**** RECORDS FOR THE TASK ****

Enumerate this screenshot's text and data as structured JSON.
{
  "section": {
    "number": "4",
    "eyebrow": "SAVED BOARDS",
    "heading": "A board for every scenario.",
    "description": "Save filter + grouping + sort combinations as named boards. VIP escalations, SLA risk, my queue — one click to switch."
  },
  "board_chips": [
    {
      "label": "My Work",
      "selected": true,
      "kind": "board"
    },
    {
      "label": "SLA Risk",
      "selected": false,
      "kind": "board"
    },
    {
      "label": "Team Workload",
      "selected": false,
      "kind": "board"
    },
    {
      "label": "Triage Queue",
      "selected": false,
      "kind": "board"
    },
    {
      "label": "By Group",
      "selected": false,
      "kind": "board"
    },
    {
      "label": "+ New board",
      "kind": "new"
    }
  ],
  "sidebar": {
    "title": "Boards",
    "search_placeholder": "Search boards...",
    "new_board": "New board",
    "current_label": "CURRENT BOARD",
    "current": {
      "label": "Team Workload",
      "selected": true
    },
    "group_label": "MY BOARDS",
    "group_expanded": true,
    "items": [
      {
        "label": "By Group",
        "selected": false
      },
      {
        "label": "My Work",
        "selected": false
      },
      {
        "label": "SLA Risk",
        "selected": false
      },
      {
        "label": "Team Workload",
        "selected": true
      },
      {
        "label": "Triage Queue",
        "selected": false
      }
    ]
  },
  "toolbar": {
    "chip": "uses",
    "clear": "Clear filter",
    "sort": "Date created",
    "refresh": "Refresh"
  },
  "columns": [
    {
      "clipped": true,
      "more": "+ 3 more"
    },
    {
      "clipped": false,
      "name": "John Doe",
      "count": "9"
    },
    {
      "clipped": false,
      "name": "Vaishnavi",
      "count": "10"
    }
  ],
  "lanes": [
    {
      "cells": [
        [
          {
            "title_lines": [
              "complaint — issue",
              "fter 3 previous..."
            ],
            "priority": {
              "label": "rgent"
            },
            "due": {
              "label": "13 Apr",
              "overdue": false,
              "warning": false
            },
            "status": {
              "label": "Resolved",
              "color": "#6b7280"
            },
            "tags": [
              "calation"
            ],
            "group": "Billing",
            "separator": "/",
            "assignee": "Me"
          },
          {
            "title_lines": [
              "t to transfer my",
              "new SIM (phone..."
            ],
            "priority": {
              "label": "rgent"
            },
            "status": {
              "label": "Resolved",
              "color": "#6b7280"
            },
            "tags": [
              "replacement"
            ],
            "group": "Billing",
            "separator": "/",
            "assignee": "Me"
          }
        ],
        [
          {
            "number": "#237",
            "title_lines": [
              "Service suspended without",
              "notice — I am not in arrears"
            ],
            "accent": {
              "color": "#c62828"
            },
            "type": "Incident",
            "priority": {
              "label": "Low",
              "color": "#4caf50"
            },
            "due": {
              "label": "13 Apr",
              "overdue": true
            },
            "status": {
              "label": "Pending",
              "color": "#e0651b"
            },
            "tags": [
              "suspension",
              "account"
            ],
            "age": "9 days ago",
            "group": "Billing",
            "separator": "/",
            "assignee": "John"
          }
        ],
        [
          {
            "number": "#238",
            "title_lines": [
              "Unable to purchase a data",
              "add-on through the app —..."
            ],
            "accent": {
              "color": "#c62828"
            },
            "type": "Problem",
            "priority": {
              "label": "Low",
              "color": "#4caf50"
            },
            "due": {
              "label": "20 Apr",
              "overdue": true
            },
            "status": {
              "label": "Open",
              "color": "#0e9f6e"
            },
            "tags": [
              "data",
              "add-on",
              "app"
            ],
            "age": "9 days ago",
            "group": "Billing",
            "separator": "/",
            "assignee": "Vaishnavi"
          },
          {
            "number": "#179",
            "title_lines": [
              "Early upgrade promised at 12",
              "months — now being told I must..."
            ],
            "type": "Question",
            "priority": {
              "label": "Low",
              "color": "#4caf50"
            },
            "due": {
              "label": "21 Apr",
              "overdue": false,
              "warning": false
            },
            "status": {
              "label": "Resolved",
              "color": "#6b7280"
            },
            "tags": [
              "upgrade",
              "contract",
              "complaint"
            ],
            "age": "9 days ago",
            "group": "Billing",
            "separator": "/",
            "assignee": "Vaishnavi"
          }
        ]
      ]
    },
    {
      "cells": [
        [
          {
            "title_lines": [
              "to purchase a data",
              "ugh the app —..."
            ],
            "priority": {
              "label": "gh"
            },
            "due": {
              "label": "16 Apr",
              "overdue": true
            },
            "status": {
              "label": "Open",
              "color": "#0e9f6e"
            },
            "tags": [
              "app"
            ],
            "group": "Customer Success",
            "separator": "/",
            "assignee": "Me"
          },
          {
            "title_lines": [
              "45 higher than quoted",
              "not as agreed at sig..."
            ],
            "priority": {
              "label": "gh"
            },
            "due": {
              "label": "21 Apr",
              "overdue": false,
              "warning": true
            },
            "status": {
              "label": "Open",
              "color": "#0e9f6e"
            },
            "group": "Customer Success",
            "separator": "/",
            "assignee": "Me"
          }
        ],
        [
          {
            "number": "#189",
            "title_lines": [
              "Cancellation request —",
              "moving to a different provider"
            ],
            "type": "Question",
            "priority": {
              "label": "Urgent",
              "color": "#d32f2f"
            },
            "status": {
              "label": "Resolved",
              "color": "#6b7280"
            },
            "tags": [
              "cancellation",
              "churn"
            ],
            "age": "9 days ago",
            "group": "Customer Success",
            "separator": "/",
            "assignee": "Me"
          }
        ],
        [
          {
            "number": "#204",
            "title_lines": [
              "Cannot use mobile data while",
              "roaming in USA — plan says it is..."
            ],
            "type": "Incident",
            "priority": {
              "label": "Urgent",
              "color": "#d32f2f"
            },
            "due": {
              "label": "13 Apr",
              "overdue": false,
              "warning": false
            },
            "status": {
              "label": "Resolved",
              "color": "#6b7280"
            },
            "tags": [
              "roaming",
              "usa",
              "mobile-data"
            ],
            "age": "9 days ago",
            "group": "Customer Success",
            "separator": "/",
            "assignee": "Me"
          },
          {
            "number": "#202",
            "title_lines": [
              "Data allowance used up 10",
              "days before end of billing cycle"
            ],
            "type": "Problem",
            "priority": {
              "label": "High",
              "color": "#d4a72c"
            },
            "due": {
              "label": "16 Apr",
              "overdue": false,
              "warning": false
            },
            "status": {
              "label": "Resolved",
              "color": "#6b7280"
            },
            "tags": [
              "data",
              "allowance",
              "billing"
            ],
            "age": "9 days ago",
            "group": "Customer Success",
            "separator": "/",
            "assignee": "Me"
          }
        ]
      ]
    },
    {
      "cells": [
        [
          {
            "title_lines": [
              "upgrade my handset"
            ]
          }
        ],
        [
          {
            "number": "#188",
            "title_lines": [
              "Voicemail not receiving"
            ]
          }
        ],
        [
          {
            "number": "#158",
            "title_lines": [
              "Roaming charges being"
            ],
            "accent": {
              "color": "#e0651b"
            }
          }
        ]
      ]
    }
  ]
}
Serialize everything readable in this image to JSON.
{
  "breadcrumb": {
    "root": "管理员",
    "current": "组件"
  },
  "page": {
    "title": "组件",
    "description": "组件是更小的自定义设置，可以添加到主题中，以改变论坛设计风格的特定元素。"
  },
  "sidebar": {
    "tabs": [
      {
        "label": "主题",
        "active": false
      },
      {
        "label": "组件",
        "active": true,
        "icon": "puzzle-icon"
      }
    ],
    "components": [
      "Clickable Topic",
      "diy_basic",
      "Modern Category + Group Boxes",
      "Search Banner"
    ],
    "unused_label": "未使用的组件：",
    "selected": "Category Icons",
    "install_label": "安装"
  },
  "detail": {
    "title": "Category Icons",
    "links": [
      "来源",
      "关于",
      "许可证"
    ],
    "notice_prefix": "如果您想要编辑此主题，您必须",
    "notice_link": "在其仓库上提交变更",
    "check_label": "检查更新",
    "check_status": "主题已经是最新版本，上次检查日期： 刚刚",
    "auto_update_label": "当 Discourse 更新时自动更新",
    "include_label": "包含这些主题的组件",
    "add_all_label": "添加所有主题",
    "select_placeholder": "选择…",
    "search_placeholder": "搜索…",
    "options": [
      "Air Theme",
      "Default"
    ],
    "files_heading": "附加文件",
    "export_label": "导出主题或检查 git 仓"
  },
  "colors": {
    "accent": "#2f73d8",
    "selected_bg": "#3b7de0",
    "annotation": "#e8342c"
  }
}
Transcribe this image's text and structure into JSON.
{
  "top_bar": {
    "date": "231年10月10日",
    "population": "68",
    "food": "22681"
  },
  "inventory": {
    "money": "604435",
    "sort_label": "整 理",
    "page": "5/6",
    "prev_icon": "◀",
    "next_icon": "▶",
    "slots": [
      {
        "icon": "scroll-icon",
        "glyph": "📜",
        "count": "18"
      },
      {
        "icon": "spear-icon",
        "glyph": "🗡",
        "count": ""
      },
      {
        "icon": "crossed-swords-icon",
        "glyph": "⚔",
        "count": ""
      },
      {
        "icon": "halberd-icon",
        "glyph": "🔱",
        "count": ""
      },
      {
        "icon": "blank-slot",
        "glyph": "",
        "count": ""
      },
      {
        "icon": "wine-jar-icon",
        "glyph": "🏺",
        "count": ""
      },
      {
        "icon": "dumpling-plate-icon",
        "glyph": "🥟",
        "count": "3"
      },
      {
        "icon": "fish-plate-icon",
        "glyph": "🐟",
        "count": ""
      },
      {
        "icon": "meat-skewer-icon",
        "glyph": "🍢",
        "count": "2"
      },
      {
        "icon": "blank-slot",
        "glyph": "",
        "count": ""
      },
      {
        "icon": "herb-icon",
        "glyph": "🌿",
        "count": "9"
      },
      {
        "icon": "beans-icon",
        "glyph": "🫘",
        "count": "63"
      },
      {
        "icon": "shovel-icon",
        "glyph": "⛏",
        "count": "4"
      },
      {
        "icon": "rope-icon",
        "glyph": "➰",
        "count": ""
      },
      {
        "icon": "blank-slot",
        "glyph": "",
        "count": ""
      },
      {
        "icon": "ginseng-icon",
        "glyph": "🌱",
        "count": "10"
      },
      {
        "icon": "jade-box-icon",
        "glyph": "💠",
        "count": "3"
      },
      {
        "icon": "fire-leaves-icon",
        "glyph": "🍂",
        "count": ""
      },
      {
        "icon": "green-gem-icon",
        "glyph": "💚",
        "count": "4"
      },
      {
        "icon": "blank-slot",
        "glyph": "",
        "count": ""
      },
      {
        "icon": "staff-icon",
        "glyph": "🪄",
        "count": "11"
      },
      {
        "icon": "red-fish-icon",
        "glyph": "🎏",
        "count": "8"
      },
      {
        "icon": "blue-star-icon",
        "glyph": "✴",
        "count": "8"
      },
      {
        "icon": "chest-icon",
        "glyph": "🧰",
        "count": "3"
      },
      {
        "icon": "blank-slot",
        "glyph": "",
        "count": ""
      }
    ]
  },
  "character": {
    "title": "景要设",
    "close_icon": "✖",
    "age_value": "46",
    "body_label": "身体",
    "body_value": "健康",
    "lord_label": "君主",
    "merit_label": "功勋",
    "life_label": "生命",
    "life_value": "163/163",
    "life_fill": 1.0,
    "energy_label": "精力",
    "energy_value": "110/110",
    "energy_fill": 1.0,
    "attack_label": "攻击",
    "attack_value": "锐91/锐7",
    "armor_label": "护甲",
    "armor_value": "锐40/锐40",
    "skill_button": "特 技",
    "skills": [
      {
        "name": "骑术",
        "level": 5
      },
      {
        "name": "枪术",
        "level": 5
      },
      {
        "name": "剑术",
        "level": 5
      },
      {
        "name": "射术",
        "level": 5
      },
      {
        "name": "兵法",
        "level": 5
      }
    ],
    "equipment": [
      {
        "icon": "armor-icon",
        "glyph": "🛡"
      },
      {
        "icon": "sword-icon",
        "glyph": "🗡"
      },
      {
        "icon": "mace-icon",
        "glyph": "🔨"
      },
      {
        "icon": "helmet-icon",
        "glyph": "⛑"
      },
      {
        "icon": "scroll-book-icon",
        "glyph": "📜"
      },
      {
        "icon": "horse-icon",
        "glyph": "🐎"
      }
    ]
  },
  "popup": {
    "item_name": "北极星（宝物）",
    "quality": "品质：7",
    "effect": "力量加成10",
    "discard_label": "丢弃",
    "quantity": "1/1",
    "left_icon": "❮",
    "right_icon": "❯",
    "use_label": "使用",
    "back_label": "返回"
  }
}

****

▸ STATED EXERCISE
Looking at the data above, how many lines hold the word "image"? Respond with the number alone.

▸ ANSWER TO THIS TASK
2